WORK REQUIRED: Provide only the number of lines in the data below that contain the string "source".

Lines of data
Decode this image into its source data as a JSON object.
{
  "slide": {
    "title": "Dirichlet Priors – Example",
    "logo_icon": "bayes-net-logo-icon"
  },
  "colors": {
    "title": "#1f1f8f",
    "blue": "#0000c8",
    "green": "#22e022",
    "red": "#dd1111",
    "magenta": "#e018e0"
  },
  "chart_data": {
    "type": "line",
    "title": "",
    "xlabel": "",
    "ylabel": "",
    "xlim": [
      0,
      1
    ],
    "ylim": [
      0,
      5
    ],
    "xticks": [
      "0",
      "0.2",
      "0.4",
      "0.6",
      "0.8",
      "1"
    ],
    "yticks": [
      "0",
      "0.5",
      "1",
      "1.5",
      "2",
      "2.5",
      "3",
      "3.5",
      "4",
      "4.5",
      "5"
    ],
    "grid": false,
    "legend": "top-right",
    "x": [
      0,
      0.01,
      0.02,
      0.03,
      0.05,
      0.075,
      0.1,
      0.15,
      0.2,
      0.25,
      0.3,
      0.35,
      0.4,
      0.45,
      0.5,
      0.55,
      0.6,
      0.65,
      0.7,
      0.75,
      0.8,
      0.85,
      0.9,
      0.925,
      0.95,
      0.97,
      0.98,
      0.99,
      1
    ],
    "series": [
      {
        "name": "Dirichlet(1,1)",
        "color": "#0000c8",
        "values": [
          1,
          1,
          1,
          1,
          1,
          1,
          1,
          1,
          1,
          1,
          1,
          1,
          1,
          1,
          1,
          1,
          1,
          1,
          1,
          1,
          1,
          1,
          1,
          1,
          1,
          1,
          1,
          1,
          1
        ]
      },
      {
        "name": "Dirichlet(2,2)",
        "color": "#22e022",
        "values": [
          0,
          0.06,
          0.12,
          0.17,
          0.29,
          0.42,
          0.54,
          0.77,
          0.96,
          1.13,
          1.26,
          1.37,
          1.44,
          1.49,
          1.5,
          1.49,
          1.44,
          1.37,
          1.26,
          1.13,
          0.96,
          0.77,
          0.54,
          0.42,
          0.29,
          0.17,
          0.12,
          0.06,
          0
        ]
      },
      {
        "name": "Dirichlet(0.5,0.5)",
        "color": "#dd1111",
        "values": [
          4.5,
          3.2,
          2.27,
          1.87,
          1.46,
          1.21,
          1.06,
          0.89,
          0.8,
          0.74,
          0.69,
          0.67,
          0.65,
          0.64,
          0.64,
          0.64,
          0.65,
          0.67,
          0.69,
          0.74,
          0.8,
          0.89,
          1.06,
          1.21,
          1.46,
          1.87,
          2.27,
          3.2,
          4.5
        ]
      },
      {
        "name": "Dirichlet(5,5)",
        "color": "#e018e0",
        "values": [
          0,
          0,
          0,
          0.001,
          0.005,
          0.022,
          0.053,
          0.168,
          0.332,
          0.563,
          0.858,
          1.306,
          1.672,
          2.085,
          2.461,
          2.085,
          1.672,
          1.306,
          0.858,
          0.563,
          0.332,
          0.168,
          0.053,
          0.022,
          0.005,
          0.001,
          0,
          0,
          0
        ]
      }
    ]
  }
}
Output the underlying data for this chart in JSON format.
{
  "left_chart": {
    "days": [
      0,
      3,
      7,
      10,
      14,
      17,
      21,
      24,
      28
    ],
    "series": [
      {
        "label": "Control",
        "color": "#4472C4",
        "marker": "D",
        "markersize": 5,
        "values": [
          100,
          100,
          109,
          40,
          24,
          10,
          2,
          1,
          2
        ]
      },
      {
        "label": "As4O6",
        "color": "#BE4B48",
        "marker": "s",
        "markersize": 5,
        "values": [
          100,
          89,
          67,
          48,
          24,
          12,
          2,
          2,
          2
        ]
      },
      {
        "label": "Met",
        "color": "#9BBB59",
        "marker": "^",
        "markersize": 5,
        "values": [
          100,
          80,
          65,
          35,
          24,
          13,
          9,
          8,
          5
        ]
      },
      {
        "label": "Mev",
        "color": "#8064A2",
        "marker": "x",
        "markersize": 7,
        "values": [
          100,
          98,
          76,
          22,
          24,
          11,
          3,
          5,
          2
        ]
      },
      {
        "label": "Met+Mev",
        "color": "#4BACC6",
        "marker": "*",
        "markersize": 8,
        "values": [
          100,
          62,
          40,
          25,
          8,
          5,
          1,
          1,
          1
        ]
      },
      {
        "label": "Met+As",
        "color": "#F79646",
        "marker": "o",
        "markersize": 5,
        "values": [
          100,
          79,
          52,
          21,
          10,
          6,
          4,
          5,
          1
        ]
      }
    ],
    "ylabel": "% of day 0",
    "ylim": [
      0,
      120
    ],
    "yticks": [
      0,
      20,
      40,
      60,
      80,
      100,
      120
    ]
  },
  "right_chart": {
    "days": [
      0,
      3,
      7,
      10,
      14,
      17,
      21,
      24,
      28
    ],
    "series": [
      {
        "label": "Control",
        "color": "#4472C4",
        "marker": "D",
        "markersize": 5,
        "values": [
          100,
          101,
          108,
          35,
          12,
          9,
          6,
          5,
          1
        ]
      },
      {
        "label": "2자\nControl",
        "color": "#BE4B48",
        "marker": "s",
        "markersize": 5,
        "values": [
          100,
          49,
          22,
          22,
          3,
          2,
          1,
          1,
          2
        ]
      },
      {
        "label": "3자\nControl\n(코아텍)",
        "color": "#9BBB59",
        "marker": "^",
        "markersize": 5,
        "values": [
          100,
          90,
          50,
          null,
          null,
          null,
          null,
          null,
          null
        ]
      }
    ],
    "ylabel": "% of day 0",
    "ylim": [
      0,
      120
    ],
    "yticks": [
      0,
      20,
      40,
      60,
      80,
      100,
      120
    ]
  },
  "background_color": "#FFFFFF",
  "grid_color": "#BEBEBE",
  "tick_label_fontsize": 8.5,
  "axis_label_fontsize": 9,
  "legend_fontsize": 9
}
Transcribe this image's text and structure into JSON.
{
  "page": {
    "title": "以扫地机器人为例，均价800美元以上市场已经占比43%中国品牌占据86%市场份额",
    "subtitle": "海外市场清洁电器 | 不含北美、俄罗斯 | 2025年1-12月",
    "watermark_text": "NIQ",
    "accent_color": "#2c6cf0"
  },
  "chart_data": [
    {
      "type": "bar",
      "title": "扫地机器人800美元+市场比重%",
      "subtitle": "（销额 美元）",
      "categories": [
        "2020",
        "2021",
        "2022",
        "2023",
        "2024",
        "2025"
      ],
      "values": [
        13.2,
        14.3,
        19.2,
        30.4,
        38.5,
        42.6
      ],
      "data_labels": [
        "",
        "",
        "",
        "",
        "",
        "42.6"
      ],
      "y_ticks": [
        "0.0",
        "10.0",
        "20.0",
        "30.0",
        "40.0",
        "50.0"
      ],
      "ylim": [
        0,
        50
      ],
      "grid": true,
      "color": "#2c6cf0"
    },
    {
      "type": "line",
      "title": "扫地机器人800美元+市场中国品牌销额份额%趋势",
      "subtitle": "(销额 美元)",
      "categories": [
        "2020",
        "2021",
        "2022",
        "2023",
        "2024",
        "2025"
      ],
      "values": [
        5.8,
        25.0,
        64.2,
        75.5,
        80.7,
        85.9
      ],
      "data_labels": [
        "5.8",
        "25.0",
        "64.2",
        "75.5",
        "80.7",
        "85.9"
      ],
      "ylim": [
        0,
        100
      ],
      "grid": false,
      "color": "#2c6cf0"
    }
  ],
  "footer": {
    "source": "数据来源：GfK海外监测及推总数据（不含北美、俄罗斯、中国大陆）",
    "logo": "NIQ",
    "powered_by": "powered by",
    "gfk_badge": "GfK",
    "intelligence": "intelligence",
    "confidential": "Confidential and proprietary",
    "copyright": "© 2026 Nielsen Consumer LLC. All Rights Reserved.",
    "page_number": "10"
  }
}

ANSWER FOR THIS EXERCISE: 2